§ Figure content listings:
####################
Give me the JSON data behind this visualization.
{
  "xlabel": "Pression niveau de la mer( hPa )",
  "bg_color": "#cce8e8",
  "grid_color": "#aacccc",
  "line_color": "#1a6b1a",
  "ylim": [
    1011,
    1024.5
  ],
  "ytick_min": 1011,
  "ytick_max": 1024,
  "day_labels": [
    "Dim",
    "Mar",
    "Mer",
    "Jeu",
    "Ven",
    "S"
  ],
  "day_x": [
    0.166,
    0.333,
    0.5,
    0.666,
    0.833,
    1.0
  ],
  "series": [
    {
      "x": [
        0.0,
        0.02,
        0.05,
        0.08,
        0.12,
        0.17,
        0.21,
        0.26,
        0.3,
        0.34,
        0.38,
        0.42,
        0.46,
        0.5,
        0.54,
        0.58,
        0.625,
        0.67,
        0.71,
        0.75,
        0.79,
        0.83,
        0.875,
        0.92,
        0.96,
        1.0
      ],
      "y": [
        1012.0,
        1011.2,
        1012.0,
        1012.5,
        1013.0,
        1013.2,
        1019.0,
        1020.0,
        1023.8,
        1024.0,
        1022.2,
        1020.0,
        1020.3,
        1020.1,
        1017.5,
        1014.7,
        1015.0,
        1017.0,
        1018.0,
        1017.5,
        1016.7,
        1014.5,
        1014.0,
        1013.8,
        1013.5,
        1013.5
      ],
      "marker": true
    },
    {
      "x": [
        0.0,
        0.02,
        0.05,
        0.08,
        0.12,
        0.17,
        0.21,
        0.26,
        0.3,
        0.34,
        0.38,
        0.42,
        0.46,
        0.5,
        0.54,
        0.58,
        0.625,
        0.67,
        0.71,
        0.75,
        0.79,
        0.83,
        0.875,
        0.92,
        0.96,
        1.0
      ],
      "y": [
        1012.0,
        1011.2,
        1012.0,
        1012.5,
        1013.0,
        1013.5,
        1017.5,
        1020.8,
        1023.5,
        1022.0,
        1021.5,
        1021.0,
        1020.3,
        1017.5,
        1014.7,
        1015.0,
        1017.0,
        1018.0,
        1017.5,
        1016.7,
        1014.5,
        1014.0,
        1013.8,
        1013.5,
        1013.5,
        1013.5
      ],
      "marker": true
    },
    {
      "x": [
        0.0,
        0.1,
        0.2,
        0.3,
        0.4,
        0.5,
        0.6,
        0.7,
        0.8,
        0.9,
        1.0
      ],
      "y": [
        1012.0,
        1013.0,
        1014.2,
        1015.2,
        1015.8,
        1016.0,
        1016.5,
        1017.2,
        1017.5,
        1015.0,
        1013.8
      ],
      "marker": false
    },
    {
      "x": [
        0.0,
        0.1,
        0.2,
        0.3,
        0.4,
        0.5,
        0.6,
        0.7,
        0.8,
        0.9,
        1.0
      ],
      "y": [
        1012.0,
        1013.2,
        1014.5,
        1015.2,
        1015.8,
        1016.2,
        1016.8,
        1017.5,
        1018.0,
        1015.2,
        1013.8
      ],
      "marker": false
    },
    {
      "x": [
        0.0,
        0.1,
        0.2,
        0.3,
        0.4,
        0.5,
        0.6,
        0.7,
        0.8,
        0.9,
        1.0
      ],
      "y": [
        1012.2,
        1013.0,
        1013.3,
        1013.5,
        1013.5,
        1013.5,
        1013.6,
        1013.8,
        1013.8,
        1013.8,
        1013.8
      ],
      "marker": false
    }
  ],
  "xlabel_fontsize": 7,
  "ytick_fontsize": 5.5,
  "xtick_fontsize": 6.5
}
####################
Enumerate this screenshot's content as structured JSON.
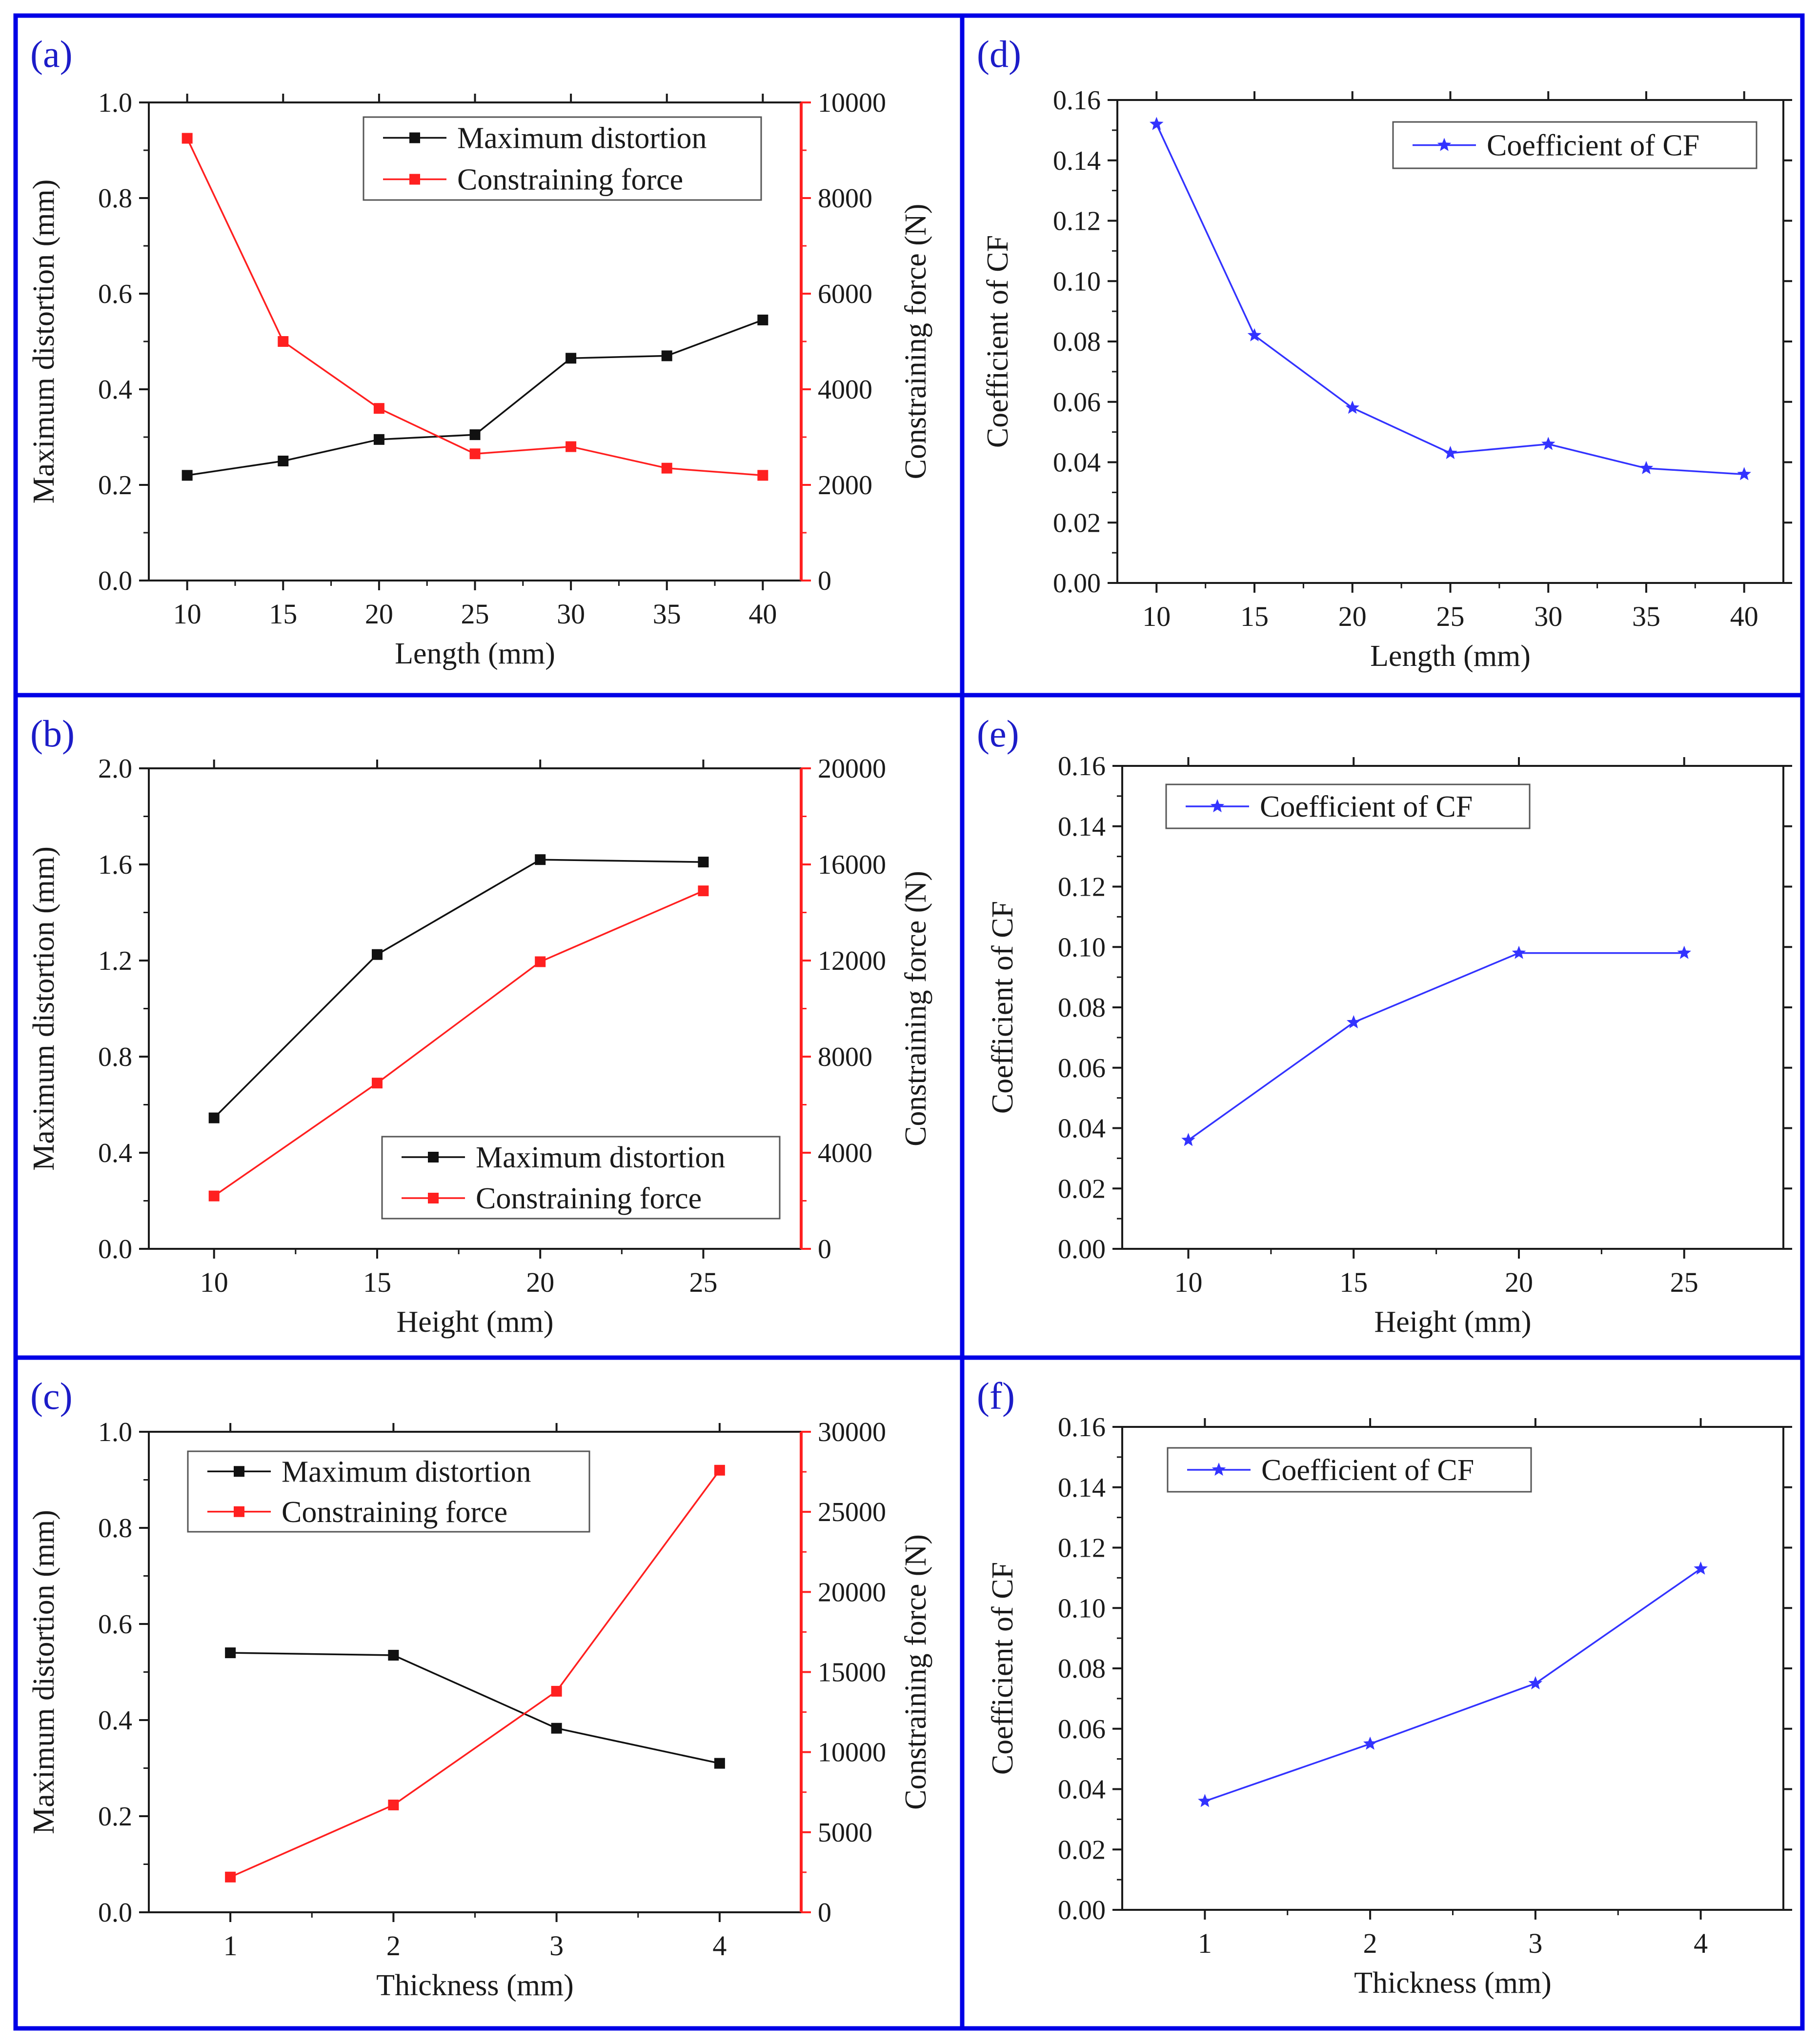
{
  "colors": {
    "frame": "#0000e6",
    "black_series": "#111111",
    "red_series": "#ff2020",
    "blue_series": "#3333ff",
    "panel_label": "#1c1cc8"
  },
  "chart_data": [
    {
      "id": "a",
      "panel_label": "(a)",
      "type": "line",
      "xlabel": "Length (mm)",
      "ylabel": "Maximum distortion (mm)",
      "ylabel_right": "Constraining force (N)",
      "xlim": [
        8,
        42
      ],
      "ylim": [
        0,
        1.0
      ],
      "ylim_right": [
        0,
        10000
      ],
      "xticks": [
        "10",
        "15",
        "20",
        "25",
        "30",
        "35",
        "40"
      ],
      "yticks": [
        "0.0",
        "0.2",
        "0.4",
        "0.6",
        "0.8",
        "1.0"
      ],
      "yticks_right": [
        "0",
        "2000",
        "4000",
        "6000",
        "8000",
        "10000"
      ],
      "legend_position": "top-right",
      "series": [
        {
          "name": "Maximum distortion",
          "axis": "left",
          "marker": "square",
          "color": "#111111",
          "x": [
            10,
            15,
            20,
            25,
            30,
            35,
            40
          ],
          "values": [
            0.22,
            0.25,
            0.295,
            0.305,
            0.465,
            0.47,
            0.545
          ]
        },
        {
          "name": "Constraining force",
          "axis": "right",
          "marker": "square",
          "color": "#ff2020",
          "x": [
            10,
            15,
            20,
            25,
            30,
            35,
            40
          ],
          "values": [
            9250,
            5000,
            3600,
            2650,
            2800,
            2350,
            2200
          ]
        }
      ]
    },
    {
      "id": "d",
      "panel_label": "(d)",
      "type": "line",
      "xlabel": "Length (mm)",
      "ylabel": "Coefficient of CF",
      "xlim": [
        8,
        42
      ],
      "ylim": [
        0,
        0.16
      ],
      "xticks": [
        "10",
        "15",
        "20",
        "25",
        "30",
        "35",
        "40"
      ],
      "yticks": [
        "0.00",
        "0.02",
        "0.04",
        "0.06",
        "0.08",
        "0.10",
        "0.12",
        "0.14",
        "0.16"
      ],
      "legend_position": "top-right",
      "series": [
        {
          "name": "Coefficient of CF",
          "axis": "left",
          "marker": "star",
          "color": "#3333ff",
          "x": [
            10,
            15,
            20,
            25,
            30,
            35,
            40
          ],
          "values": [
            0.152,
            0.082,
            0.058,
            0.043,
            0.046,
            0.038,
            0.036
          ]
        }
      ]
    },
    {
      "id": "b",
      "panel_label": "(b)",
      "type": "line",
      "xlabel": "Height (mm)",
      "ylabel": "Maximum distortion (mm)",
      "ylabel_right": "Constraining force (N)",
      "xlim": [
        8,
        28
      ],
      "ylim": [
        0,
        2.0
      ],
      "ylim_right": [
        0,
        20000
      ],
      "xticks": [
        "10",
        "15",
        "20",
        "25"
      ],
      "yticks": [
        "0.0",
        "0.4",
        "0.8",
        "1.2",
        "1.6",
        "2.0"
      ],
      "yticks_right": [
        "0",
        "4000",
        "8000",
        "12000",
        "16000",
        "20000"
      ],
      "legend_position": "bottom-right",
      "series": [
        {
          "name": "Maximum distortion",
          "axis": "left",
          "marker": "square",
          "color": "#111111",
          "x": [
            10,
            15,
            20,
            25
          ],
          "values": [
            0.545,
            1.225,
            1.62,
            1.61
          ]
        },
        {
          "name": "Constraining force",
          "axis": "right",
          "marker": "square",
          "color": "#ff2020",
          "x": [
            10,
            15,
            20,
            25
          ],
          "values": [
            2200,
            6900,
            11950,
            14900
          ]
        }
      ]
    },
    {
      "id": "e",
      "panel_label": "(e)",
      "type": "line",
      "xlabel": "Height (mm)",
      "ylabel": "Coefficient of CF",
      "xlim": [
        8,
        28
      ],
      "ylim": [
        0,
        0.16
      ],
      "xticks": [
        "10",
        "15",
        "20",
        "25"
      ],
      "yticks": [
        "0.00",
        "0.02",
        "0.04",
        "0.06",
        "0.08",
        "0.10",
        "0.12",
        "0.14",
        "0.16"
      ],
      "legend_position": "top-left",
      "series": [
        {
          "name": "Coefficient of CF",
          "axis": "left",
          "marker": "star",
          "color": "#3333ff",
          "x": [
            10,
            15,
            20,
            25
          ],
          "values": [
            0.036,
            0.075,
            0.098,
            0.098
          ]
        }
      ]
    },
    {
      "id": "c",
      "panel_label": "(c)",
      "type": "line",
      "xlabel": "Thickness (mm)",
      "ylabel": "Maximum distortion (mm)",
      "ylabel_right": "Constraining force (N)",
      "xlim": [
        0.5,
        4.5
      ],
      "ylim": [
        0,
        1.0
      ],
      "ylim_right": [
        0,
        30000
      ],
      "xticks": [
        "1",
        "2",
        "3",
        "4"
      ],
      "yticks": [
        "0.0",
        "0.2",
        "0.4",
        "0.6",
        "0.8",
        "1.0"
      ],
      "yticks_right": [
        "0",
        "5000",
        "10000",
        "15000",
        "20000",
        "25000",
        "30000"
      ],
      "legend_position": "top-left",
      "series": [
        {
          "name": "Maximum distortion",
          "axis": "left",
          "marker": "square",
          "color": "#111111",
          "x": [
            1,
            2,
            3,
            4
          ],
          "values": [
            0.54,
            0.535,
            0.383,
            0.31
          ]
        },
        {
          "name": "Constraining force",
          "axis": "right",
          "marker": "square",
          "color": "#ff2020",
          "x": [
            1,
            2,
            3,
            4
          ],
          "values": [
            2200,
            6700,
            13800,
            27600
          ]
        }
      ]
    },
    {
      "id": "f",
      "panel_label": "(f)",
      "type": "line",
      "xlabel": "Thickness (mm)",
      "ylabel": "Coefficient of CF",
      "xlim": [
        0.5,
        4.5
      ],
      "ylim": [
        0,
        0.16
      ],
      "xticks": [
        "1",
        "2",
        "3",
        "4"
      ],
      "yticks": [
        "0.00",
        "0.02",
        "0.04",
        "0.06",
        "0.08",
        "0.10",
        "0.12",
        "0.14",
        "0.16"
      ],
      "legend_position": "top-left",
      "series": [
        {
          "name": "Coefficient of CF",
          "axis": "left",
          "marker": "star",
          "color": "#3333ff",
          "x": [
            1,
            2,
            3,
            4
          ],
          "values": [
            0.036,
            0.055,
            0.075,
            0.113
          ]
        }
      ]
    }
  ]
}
####################
§ REQUIREMENTS:
Search the data above for the word "this", then gather each line in which it appears.

§ TASK OUTPUT:
Give me the JSON data behind this visualization.
Enumerate this screenshot's content as structured JSON.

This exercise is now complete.